_Exercise brief_: Transcribe all records exactly.

__________

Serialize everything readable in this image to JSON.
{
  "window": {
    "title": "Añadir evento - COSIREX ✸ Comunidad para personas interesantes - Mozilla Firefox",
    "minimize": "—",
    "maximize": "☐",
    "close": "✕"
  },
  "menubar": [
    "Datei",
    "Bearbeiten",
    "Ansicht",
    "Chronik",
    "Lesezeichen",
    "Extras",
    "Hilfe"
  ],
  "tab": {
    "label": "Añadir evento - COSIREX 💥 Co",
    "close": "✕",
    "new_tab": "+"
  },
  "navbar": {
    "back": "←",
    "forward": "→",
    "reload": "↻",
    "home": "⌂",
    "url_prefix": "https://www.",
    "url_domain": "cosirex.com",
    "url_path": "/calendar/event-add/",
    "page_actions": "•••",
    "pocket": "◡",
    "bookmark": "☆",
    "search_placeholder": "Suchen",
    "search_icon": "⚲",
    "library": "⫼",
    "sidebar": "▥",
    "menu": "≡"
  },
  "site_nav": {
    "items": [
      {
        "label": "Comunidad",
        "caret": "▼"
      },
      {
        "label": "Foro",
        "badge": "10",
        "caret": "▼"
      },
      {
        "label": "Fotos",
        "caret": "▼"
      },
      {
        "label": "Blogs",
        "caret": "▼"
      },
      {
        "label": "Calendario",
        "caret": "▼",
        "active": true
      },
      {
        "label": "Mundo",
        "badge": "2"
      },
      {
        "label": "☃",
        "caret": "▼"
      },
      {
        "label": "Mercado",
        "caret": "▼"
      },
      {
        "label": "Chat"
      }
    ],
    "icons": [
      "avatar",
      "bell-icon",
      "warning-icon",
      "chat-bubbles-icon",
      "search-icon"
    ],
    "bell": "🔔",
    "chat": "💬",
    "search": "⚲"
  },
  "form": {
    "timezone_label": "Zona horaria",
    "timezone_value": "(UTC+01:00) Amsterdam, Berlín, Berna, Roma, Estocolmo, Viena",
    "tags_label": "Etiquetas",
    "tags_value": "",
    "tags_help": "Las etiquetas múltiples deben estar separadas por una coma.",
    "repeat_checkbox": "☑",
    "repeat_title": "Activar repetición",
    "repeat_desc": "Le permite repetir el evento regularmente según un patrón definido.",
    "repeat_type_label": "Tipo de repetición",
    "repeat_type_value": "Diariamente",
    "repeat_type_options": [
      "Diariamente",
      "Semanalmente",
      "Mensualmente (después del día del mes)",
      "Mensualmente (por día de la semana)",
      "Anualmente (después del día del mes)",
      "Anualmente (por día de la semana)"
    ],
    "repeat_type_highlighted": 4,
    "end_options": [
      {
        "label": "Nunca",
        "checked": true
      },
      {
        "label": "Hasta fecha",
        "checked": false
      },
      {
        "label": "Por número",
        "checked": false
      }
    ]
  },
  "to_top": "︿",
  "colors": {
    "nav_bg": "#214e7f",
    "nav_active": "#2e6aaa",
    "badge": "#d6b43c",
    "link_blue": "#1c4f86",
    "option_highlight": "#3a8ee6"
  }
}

__________

_Output of the exercise_:
Serialize everything readable in this image to JSON.
{
  "window": {
    "title": "Añadir evento - COSIREX ✸ Comunidad para personas interesantes - Mozilla Firefox",
    "minimize": "—",
    "maximize": "☐",
    "close": "✕"
  },
  "menubar": [
    "Datei",
    "Bearbeiten",
    "Ansicht",
    "Chronik",
    "Lesezeichen",
    "Extras",
    "Hilfe"
  ],
  "tab": {
    "label": "Añadir evento - COSIREX 💥 Co",
    "close": "✕",
    "new_tab": "+"
  },
  "navbar": {
    "back": "←",
    "forward": "→",
    "reload": "↻",
    "home": "⌂",
    "url_prefix": "https://www.",
    "url_domain": "cosirex.com",
    "url_path": "/calendar/event-add/",
    "page_actions": "•••",
    "pocket": "◡",
    "bookmark": "☆",
    "search_placeholder": "Suchen",
    "search_icon": "⚲",
    "library": "⫼",
    "sidebar": "▥",
    "menu": "≡"
  },
  "site_nav": {
    "items": [
      {
        "label": "Comunidad",
        "caret": "▼"
      },
      {
        "label": "Foro",
        "badge": "10",
        "caret": "▼"
      },
      {
        "label": "Fotos",
        "caret": "▼"
      },
      {
        "label": "Blogs",
        "caret": "▼"
      },
      {
        "label": "Calendario",
        "caret": "▼",
        "active": true
      },
      {
        "label": "Mundo",
        "badge": "2"
      },
      {
        "label": "☃",
        "caret": "▼"
      },
      {
        "label": "Mercado",
        "caret": "▼"
      },
      {
        "label": "Chat"
      }
    ],
    "icons": [
      "avatar",
      "bell-icon",
      "warning-icon",
      "chat-bubbles-icon",
      "search-icon"
    ],
    "bell": "🔔",
    "chat": "💬",
    "search": "⚲"
  },
  "form": {
    "timezone_label": "Zona horaria",
    "timezone_value": "(UTC+01:00) Amsterdam, Berlín, Berna, Roma, Estocolmo, Viena",
    "tags_label": "Etiquetas",
    "tags_value": "",
    "tags_help": "Las etiquetas múltiples deben estar separadas por una coma.",
    "repeat_checkbox": "☑",
    "repeat_title": "Activar repetición",
    "repeat_desc": "Le permite repetir el evento regularmente según un patrón definido.",
    "repeat_type_label": "Tipo de repetición",
    "repeat_type_value": "Diariamente",
    "repeat_type_options": [
      "Diariamente",
      "Semanalmente",
      "Mensualmente (después del día del mes)",
      "Mensualmente (por día de la semana)",
      "Anualmente (después del día del mes)",
      "Anualmente (por día de la semana)"
    ],
    "repeat_type_highlighted": 4,
    "end_options": [
      {
        "label": "Nunca",
        "checked": true
      },
      {
        "label": "Hasta fecha",
        "checked": false
      },
      {
        "label": "Por número",
        "checked": false
      }
    ]
  },
  "to_top": "︿",
  "colors": {
    "nav_bg": "#214e7f",
    "nav_active": "#2e6aaa",
    "badge": "#d6b43c",
    "link_blue": "#1c4f86",
    "option_highlight": "#3a8ee6"
  }
}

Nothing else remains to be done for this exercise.